Pull out from the material below all lines with "What".

[Figure contents as structured data]
§ §

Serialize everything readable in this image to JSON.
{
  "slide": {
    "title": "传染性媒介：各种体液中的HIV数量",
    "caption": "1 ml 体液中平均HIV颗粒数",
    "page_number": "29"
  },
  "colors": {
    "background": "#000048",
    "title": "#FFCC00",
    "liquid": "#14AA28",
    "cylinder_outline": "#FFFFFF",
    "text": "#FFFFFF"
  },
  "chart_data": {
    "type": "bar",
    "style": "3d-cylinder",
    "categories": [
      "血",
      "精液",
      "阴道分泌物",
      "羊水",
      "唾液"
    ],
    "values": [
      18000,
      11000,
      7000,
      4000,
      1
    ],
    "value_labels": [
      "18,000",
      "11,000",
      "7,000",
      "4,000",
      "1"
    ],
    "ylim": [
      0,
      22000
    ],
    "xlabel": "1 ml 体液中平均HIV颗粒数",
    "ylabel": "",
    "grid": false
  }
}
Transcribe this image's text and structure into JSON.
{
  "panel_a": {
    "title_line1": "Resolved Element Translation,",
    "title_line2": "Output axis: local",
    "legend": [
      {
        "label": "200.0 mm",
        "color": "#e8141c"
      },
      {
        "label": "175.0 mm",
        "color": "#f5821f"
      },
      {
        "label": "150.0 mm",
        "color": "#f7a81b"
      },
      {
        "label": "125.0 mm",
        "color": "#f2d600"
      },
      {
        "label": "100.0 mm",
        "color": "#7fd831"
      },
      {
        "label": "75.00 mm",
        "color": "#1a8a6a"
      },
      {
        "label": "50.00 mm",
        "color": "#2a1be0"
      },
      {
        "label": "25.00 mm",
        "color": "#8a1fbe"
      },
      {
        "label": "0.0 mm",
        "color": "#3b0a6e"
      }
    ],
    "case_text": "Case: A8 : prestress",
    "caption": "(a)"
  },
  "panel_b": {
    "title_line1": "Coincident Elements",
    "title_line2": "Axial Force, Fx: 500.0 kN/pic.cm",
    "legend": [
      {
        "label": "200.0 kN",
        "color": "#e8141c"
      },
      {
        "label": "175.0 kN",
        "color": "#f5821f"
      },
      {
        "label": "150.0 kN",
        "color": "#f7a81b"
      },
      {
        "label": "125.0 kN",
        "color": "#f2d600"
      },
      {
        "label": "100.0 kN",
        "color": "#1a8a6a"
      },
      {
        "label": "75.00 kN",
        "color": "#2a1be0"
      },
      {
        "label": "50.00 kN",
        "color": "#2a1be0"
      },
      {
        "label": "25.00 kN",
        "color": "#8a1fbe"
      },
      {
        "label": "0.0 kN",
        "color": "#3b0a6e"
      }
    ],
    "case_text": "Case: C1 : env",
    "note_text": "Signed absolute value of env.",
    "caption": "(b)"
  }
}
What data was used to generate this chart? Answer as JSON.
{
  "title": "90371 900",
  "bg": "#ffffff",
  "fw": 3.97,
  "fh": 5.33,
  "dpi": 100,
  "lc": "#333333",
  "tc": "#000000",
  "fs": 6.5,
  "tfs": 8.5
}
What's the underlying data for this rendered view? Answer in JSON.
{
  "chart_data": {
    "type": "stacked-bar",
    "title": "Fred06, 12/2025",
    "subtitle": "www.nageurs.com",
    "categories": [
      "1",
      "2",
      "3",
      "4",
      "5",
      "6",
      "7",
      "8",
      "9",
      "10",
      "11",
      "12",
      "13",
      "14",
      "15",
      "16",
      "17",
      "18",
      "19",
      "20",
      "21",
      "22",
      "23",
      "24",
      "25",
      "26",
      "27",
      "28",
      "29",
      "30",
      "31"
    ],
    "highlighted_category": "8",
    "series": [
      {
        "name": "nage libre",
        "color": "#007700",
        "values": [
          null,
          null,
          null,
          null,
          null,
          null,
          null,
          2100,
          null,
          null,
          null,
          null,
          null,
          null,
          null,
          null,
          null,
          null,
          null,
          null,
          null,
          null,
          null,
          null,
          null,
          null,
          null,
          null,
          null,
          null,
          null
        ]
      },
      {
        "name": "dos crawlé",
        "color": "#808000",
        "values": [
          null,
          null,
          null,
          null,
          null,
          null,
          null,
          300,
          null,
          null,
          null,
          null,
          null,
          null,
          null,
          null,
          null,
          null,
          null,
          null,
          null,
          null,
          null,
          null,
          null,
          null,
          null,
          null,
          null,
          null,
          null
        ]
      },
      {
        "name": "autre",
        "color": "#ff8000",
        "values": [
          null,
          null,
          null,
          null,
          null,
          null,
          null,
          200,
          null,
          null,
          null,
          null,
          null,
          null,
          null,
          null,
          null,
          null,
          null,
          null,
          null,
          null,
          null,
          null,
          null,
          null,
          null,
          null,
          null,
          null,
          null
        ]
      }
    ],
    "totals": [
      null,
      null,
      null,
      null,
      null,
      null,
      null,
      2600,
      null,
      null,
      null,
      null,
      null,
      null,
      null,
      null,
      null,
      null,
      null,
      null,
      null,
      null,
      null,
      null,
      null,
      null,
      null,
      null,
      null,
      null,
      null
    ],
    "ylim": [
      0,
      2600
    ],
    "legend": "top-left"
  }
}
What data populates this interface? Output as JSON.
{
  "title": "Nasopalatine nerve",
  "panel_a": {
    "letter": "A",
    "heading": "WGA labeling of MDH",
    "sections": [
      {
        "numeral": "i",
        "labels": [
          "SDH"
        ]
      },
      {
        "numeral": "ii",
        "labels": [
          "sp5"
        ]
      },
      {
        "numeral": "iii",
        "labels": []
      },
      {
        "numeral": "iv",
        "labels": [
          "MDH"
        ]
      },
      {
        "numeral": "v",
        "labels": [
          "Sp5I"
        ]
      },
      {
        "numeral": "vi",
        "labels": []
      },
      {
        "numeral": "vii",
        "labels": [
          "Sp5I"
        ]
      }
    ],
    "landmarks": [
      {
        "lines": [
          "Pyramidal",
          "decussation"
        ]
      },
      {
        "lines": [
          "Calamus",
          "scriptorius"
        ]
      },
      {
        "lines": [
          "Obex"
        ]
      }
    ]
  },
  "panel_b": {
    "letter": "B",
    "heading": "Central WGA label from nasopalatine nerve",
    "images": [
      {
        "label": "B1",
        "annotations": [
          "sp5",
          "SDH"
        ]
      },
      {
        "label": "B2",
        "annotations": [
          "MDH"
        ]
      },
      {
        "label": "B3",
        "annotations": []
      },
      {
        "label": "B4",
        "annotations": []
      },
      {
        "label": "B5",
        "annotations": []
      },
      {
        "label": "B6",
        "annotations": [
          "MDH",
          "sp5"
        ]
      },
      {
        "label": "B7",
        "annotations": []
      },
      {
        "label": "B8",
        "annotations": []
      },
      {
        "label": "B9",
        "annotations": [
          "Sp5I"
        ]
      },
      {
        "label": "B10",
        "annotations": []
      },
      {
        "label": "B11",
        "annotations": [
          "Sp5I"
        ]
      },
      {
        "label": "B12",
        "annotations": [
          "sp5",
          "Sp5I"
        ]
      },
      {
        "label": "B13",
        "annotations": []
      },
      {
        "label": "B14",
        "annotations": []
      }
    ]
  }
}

§ §

The completed task:
What data was used to generate this chart? Answer as JSON.
What's the underlying data for this rendered view? Answer in JSON.
What data populates this interface? Output as JSON.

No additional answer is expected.